= Data provided =

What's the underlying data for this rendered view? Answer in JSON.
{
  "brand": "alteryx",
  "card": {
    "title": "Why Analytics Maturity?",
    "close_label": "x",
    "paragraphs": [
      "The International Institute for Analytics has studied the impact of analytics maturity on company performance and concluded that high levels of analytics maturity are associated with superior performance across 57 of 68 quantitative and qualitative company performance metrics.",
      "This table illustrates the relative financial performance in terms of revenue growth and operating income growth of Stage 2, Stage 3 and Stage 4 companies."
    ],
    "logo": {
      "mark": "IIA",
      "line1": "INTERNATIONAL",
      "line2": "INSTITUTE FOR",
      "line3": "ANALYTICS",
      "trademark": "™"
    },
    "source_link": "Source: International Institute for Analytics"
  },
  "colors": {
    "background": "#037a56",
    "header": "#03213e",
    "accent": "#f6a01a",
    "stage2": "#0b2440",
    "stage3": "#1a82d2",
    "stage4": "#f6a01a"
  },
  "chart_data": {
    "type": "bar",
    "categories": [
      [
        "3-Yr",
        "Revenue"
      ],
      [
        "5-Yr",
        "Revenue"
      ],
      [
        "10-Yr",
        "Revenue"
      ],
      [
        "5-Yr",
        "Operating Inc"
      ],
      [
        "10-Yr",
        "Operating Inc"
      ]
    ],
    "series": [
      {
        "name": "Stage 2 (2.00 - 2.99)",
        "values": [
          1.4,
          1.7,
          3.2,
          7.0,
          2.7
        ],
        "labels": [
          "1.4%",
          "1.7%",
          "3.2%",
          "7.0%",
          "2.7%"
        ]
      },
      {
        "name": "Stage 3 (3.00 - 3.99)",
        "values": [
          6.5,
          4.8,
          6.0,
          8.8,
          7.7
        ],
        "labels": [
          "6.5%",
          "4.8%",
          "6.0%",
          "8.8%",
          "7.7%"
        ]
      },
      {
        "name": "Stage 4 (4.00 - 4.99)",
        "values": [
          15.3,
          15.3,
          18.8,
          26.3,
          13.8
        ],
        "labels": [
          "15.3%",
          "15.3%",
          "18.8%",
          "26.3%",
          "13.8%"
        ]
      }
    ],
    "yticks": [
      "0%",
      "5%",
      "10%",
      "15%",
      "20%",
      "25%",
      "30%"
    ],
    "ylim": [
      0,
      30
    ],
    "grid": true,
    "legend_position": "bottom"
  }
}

= What the task asks =
Report each line of the material above where the word "name" appears.

= Worked solution =
        "name": "Stage 2 (2.00 - 2.99)",
        "name": "Stage 3 (3.00 - 3.99)",
        "name": "Stage 4 (4.00 - 4.99)",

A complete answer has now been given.